-- START Listing --
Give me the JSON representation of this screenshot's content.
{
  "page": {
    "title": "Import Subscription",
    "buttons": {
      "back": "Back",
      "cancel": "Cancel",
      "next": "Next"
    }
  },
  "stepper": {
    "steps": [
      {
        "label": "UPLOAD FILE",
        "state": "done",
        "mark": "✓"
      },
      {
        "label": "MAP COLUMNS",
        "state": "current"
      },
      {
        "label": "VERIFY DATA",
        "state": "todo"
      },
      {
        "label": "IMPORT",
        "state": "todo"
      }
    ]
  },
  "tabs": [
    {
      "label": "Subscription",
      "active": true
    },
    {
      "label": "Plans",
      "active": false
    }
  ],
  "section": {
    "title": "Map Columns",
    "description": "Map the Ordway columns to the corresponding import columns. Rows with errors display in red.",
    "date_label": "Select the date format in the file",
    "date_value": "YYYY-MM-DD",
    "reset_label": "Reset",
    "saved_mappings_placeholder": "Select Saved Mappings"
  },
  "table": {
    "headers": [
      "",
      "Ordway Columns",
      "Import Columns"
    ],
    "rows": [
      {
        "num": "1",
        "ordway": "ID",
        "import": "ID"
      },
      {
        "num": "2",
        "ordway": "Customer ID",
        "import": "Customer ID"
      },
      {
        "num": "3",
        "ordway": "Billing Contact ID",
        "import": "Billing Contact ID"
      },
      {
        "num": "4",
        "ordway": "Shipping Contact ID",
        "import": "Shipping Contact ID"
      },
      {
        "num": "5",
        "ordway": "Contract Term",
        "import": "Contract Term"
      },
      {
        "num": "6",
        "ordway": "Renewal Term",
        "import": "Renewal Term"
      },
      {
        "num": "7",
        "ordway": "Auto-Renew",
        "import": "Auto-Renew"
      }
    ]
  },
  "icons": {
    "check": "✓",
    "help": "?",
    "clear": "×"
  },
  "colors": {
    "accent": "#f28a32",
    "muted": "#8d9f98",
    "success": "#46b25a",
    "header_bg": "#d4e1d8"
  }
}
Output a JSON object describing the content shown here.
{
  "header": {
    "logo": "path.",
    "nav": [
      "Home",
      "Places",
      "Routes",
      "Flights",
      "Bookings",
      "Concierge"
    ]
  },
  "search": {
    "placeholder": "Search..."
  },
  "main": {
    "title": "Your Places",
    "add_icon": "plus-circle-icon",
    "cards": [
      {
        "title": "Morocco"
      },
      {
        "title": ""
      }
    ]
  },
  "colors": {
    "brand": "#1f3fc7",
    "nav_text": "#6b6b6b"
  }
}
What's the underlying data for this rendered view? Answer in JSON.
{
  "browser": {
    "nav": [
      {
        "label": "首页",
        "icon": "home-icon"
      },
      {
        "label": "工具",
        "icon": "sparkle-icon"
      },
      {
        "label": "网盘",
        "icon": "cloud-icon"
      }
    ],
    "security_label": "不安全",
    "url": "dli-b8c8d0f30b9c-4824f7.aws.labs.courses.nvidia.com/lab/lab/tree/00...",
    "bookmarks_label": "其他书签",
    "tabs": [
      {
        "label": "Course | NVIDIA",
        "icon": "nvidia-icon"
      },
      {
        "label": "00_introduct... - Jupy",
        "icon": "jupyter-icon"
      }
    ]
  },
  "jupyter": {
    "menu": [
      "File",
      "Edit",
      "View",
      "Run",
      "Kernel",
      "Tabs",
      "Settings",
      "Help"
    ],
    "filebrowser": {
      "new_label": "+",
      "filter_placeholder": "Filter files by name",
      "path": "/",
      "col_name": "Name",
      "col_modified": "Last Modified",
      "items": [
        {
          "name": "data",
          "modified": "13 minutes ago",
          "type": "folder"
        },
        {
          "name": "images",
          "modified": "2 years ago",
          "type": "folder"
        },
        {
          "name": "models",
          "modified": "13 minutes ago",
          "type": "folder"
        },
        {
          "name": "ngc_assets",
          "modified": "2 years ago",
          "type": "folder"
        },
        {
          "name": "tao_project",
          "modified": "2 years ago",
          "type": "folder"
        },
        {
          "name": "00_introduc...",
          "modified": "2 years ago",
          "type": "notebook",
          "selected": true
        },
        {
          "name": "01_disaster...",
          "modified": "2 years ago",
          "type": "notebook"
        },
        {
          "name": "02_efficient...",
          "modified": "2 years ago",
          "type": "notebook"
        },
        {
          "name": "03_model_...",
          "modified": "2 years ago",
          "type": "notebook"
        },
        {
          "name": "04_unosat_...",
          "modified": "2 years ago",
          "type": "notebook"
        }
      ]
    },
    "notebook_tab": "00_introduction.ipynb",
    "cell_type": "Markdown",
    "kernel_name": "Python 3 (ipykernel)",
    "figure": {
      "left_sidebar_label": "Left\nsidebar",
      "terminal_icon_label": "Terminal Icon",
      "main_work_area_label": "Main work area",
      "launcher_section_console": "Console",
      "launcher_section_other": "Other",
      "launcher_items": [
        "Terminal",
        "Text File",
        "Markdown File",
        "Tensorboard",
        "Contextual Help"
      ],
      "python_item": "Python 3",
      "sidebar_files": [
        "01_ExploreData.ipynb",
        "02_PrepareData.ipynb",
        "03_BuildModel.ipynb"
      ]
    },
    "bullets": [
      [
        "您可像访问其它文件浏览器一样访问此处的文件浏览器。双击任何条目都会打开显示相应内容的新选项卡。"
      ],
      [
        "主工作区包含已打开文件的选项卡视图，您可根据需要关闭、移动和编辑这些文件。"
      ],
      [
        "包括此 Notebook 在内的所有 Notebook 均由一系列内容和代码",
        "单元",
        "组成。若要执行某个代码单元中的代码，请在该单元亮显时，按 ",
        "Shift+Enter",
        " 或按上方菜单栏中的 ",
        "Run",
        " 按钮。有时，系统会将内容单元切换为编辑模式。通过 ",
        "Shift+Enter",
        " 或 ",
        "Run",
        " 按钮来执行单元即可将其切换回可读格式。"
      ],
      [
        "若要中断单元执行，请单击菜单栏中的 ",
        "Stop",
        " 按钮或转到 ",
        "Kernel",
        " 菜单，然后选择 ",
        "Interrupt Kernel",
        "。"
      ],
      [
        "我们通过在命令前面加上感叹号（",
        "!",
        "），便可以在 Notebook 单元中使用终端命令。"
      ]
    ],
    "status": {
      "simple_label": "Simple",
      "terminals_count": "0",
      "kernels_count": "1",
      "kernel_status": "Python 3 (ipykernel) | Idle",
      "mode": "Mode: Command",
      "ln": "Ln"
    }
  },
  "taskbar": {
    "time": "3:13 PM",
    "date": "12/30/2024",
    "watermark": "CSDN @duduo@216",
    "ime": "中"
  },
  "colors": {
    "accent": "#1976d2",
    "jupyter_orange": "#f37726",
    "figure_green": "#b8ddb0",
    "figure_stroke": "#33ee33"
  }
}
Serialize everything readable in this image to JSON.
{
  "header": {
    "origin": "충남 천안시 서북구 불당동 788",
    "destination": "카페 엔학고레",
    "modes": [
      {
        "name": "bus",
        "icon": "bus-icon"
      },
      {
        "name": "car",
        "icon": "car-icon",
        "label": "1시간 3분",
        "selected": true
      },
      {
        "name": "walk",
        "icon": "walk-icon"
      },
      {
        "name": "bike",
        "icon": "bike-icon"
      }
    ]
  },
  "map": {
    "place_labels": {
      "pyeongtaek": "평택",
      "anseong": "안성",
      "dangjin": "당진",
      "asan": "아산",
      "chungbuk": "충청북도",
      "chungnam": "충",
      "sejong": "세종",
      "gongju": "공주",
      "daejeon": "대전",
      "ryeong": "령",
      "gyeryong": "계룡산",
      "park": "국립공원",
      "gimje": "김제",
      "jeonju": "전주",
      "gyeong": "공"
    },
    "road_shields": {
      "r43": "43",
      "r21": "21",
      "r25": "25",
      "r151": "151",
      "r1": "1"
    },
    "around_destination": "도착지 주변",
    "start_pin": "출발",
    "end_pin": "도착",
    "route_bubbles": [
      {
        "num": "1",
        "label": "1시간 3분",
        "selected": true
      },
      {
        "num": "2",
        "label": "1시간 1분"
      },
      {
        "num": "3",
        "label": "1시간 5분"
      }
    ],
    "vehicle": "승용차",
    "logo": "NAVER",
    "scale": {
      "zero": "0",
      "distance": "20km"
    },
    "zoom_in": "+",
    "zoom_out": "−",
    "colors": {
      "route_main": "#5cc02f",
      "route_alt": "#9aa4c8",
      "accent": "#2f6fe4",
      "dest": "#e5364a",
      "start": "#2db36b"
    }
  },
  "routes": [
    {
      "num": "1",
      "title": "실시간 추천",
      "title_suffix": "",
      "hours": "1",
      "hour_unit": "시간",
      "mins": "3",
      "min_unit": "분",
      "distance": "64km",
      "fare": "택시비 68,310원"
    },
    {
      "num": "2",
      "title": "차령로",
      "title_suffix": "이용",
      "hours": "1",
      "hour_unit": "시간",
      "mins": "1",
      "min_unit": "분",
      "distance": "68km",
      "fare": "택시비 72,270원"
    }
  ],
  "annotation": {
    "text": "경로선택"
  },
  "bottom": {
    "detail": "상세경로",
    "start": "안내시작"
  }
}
-- END Listing --
Count the lines of these entries that hold the string "this", and give only that number.

3